[Start of Information provided]

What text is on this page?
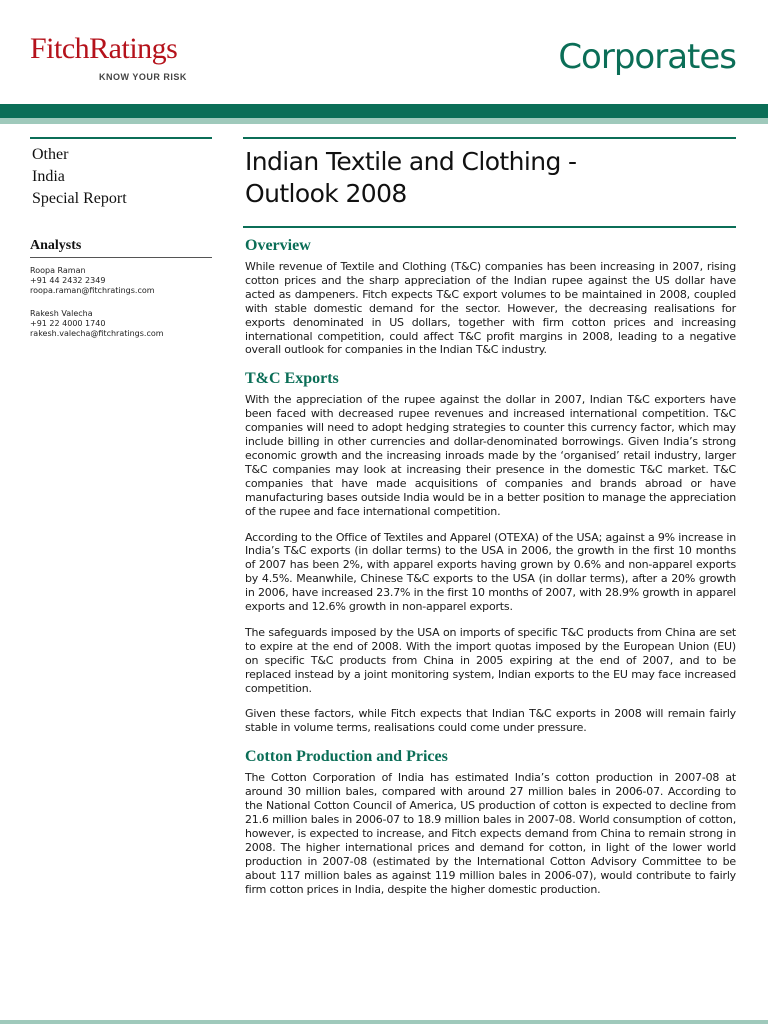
FitchRatings
KNOW YOUR RISK	Corporates
Other
India
Special Report
Indian Textile and Clothing -
Outlook 2008
Analysts
Roopa Raman
+91 44 2432 2349
roopa.raman@fitchratings.com
Rakesh Valecha
+91 22 4000 1740
rakesh.valecha@fitchratings.com
Overview

While revenue of Textile and Clothing (T&C) companies has been increasing in 2007, rising cotton prices and the sharp appreciation of the Indian rupee against the US dollar have acted as dampeners. Fitch expects T&C export volumes to be maintained in 2008, coupled with stable domestic demand for the sector. However, the decreasing realisations for exports denominated in US dollars, together with firm cotton prices and increasing international competition, could affect T&C profit margins in 2008, leading to a negative overall outlook for companies in the Indian T&C industry.

T&C Exports

With the appreciation of the rupee against the dollar in 2007, Indian T&C exporters have been faced with decreased rupee revenues and increased international competition. T&C companies will need to adopt hedging strategies to counter this currency factor, which may include billing in other currencies and dollar-denominated borrowings. Given India’s strong economic growth and the increasing inroads made by the ‘organised’ retail industry, larger T&C companies may look at increasing their presence in the domestic T&C market. T&C companies that have made acquisitions of companies and brands abroad or have manufacturing bases outside India would be in a better position to manage the appreciation of the rupee and face international competition.

According to the Office of Textiles and Apparel (OTEXA) of the USA; against a 9% increase in India’s T&C exports (in dollar terms) to the USA in 2006, the growth in the first 10 months of 2007 has been 2%, with apparel exports having grown by 0.6% and non-apparel exports by 4.5%. Meanwhile, Chinese T&C exports to the USA (in dollar terms), after a 20% growth in 2006, have increased 23.7% in the first 10 months of 2007, with 28.9% growth in apparel exports and 12.6% growth in non-apparel exports.

The safeguards imposed by the USA on imports of specific T&C products from China are set to expire at the end of 2008. With the import quotas imposed by the European Union (EU) on specific T&C products from China in 2005 expiring at the end of 2007, and to be replaced instead by a joint monitoring system, Indian exports to the EU may face increased competition.

Given these factors, while Fitch expects that Indian T&C exports in 2008 will remain fairly stable in volume terms, realisations could come under pressure.

Cotton Production and Prices

The Cotton Corporation of India has estimated India’s cotton production in 2007-08 at around 30 million bales, compared with around 27 million bales in 2006-07. According to the National Cotton Council of America, US production of cotton is expected to decline from 21.6 million bales in 2006-07 to 18.9 million bales in 2007-08. World consumption of cotton, however, is expected to increase, and Fitch expects demand from China to remain strong in 2008. The higher international prices and demand for cotton, in light of the lower world production in 2007-08 (estimated by the International Cotton Advisory Committee to be about 117 million bales as against 119 million bales in 2006-07), would contribute to fairly firm cotton prices in India, despite the higher domestic production.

[End of Information provided]

● Task objective: Say how many lines in the records hold the string "realisations", and say nothing else.

● Solution for this task: 2